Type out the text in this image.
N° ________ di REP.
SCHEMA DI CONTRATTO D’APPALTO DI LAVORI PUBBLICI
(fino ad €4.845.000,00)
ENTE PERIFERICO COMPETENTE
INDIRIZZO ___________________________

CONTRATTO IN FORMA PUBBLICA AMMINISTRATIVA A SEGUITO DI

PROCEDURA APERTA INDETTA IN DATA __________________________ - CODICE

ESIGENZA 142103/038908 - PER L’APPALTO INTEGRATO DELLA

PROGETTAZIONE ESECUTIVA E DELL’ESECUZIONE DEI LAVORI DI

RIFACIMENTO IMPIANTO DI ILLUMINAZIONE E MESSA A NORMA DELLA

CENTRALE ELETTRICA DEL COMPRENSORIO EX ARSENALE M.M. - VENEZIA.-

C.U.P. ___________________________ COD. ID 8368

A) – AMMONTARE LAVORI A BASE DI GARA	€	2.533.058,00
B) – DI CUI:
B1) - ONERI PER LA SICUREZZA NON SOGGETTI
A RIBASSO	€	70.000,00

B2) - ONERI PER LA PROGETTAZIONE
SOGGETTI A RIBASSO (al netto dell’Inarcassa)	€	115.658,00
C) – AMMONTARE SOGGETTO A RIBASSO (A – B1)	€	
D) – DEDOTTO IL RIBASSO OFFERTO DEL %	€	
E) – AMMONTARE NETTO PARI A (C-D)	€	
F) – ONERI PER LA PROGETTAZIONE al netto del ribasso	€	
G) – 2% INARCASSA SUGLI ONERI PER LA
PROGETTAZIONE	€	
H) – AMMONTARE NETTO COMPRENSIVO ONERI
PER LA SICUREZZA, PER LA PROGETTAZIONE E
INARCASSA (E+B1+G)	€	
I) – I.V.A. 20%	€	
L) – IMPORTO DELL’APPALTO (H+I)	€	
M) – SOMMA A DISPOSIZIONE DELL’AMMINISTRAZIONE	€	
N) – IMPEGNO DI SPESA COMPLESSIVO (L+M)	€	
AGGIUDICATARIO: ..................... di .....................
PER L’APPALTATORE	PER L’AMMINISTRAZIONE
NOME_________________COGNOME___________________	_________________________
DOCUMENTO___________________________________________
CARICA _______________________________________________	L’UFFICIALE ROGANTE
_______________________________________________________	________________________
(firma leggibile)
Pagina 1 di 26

---

_Written task_
Each entry is to be returned in full, character for character.

_Finished answer_
Type out the text in this image.
N° ________ di REP.
SCHEMA DI CONTRATTO D’APPALTO DI LAVORI PUBBLICI
(fino ad €4.845.000,00)
ENTE PERIFERICO COMPETENTE
INDIRIZZO ___________________________

CONTRATTO IN FORMA PUBBLICA AMMINISTRATIVA A SEGUITO DI

PROCEDURA APERTA INDETTA IN DATA __________________________ - CODICE

ESIGENZA 142103/038908 - PER L’APPALTO INTEGRATO DELLA

PROGETTAZIONE ESECUTIVA E DELL’ESECUZIONE DEI LAVORI DI

RIFACIMENTO IMPIANTO DI ILLUMINAZIONE E MESSA A NORMA DELLA

CENTRALE ELETTRICA DEL COMPRENSORIO EX ARSENALE M.M. - VENEZIA.-

C.U.P. ___________________________ COD. ID 8368

A) – AMMONTARE LAVORI A BASE DI GARA	€	2.533.058,00
B) – DI CUI:
B1) - ONERI PER LA SICUREZZA NON SOGGETTI
A RIBASSO	€	70.000,00

B2) - ONERI PER LA PROGETTAZIONE
SOGGETTI A RIBASSO (al netto dell’Inarcassa)	€	115.658,00
C) – AMMONTARE SOGGETTO A RIBASSO (A – B1)	€	
D) – DEDOTTO IL RIBASSO OFFERTO DEL %	€	
E) – AMMONTARE NETTO PARI A (C-D)	€	
F) – ONERI PER LA PROGETTAZIONE al netto del ribasso	€	
G) – 2% INARCASSA SUGLI ONERI PER LA
PROGETTAZIONE	€	
H) – AMMONTARE NETTO COMPRENSIVO ONERI
PER LA SICUREZZA, PER LA PROGETTAZIONE E
INARCASSA (E+B1+G)	€	
I) – I.V.A. 20%	€	
L) – IMPORTO DELL’APPALTO (H+I)	€	
M) – SOMMA A DISPOSIZIONE DELL’AMMINISTRAZIONE	€	
N) – IMPEGNO DI SPESA COMPLESSIVO (L+M)	€	
AGGIUDICATARIO: ..................... di .....................
PER L’APPALTATORE	PER L’AMMINISTRAZIONE
NOME_________________COGNOME___________________	_________________________
DOCUMENTO___________________________________________
CARICA _______________________________________________	L’UFFICIALE ROGANTE
_______________________________________________________	________________________
(firma leggibile)
Pagina 1 di 26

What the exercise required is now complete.